_Task directions_: Each of the entries should be retyped precisely as it appears.

-- begin Data rows --

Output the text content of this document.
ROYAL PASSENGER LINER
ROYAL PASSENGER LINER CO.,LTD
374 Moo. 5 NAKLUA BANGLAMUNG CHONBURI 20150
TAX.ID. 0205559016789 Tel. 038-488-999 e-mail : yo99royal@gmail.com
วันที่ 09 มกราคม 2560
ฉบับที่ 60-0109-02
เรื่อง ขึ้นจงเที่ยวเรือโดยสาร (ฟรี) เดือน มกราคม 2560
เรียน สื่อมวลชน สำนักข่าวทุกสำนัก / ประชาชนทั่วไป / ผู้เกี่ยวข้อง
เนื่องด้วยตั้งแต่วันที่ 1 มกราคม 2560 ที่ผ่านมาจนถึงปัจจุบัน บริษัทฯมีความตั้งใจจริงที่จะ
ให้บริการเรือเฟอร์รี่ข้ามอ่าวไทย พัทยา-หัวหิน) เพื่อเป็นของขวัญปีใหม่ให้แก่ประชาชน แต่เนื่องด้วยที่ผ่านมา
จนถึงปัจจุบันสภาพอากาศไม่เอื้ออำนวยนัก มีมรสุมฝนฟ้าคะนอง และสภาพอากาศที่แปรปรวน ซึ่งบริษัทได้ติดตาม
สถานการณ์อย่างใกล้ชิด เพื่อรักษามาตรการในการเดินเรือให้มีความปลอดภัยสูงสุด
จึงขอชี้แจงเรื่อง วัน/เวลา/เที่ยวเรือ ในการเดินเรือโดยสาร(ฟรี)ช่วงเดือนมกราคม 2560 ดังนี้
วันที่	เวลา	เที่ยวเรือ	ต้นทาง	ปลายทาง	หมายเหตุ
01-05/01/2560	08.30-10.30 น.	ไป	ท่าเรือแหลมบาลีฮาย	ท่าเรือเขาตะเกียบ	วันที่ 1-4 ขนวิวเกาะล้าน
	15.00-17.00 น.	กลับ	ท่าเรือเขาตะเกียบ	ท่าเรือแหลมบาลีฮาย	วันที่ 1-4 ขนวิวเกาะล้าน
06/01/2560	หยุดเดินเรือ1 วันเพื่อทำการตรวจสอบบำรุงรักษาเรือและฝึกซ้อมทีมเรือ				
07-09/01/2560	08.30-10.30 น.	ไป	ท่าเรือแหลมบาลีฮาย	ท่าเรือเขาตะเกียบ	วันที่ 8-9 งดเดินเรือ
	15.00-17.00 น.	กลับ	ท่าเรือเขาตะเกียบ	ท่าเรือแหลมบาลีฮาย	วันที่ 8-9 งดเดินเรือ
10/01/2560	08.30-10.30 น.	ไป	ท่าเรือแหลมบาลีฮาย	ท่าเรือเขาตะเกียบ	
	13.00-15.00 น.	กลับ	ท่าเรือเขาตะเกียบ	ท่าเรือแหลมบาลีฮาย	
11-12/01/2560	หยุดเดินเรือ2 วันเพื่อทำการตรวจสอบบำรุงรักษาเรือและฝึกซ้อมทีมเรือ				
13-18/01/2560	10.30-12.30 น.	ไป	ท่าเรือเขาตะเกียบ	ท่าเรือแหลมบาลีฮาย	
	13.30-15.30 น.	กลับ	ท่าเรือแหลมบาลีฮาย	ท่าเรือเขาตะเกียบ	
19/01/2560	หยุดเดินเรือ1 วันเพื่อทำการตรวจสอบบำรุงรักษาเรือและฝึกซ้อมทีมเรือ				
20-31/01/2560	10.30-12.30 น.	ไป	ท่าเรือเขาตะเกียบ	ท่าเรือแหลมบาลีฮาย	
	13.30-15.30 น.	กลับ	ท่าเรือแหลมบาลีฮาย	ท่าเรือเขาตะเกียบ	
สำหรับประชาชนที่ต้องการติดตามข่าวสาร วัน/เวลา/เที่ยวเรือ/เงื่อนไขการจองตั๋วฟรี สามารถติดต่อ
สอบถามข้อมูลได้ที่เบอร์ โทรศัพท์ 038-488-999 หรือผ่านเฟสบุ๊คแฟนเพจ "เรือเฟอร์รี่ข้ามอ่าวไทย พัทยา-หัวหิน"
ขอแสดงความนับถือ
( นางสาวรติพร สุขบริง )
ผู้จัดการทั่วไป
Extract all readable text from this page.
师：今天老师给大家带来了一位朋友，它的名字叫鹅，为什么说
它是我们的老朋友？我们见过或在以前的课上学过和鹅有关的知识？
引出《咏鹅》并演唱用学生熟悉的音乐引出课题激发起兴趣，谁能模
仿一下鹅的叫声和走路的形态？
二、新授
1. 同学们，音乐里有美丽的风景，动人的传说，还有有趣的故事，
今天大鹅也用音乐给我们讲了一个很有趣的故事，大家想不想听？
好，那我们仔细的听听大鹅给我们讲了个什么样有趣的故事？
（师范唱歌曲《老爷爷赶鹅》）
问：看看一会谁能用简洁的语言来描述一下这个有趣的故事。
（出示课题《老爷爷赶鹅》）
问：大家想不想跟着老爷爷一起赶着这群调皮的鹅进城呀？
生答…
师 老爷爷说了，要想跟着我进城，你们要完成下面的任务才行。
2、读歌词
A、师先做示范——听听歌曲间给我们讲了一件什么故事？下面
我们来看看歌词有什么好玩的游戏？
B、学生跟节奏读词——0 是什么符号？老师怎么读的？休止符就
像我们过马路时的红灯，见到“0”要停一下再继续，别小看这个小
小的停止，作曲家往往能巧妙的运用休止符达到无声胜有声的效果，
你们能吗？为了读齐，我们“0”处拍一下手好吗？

-- end Data rows --

_Exercise result_:
Output the text content of this document.
ROYAL PASSENGER LINER
ROYAL PASSENGER LINER CO.,LTD
374 Moo. 5 NAKLUA BANGLAMUNG CHONBURI 20150
TAX.ID. 0205559016789 Tel. 038-488-999 e-mail : yo99royal@gmail.com
วันที่ 09 มกราคม 2560
ฉบับที่ 60-0109-02
เรื่อง ขึ้นจงเที่ยวเรือโดยสาร (ฟรี) เดือน มกราคม 2560
เรียน สื่อมวลชน สำนักข่าวทุกสำนัก / ประชาชนทั่วไป / ผู้เกี่ยวข้อง
เนื่องด้วยตั้งแต่วันที่ 1 มกราคม 2560 ที่ผ่านมาจนถึงปัจจุบัน บริษัทฯมีความตั้งใจจริงที่จะ
ให้บริการเรือเฟอร์รี่ข้ามอ่าวไทย พัทยา-หัวหิน) เพื่อเป็นของขวัญปีใหม่ให้แก่ประชาชน แต่เนื่องด้วยที่ผ่านมา
จนถึงปัจจุบันสภาพอากาศไม่เอื้ออำนวยนัก มีมรสุมฝนฟ้าคะนอง และสภาพอากาศที่แปรปรวน ซึ่งบริษัทได้ติดตาม
สถานการณ์อย่างใกล้ชิด เพื่อรักษามาตรการในการเดินเรือให้มีความปลอดภัยสูงสุด
จึงขอชี้แจงเรื่อง วัน/เวลา/เที่ยวเรือ ในการเดินเรือโดยสาร(ฟรี)ช่วงเดือนมกราคม 2560 ดังนี้
วันที่	เวลา	เที่ยวเรือ	ต้นทาง	ปลายทาง	หมายเหตุ
01-05/01/2560	08.30-10.30 น.	ไป	ท่าเรือแหลมบาลีฮาย	ท่าเรือเขาตะเกียบ	วันที่ 1-4 ขนวิวเกาะล้าน
	15.00-17.00 น.	กลับ	ท่าเรือเขาตะเกียบ	ท่าเรือแหลมบาลีฮาย	วันที่ 1-4 ขนวิวเกาะล้าน
06/01/2560	หยุดเดินเรือ1 วันเพื่อทำการตรวจสอบบำรุงรักษาเรือและฝึกซ้อมทีมเรือ				
07-09/01/2560	08.30-10.30 น.	ไป	ท่าเรือแหลมบาลีฮาย	ท่าเรือเขาตะเกียบ	วันที่ 8-9 งดเดินเรือ
	15.00-17.00 น.	กลับ	ท่าเรือเขาตะเกียบ	ท่าเรือแหลมบาลีฮาย	วันที่ 8-9 งดเดินเรือ
10/01/2560	08.30-10.30 น.	ไป	ท่าเรือแหลมบาลีฮาย	ท่าเรือเขาตะเกียบ	
	13.00-15.00 น.	กลับ	ท่าเรือเขาตะเกียบ	ท่าเรือแหลมบาลีฮาย	
11-12/01/2560	หยุดเดินเรือ2 วันเพื่อทำการตรวจสอบบำรุงรักษาเรือและฝึกซ้อมทีมเรือ				
13-18/01/2560	10.30-12.30 น.	ไป	ท่าเรือเขาตะเกียบ	ท่าเรือแหลมบาลีฮาย	
	13.30-15.30 น.	กลับ	ท่าเรือแหลมบาลีฮาย	ท่าเรือเขาตะเกียบ	
19/01/2560	หยุดเดินเรือ1 วันเพื่อทำการตรวจสอบบำรุงรักษาเรือและฝึกซ้อมทีมเรือ				
20-31/01/2560	10.30-12.30 น.	ไป	ท่าเรือเขาตะเกียบ	ท่าเรือแหลมบาลีฮาย	
	13.30-15.30 น.	กลับ	ท่าเรือแหลมบาลีฮาย	ท่าเรือเขาตะเกียบ	
สำหรับประชาชนที่ต้องการติดตามข่าวสาร วัน/เวลา/เที่ยวเรือ/เงื่อนไขการจองตั๋วฟรี สามารถติดต่อ
สอบถามข้อมูลได้ที่เบอร์ โทรศัพท์ 038-488-999 หรือผ่านเฟสบุ๊คแฟนเพจ "เรือเฟอร์รี่ข้ามอ่าวไทย พัทยา-หัวหิน"
ขอแสดงความนับถือ
( นางสาวรติพร สุขบริง )
ผู้จัดการทั่วไป
Extract all readable text from this page.
师：今天老师给大家带来了一位朋友，它的名字叫鹅，为什么说
它是我们的老朋友？我们见过或在以前的课上学过和鹅有关的知识？
引出《咏鹅》并演唱用学生熟悉的音乐引出课题激发起兴趣，谁能模
仿一下鹅的叫声和走路的形态？
二、新授
1. 同学们，音乐里有美丽的风景，动人的传说，还有有趣的故事，
今天大鹅也用音乐给我们讲了一个很有趣的故事，大家想不想听？
好，那我们仔细的听听大鹅给我们讲了个什么样有趣的故事？
（师范唱歌曲《老爷爷赶鹅》）
问：看看一会谁能用简洁的语言来描述一下这个有趣的故事。
（出示课题《老爷爷赶鹅》）
问：大家想不想跟着老爷爷一起赶着这群调皮的鹅进城呀？
生答…
师 老爷爷说了，要想跟着我进城，你们要完成下面的任务才行。
2、读歌词
A、师先做示范——听听歌曲间给我们讲了一件什么故事？下面
我们来看看歌词有什么好玩的游戏？
B、学生跟节奏读词——0 是什么符号？老师怎么读的？休止符就
像我们过马路时的红灯，见到“0”要停一下再继续，别小看这个小
小的停止，作曲家往往能巧妙的运用休止符达到无声胜有声的效果，
你们能吗？为了读齐，我们“0”处拍一下手好吗？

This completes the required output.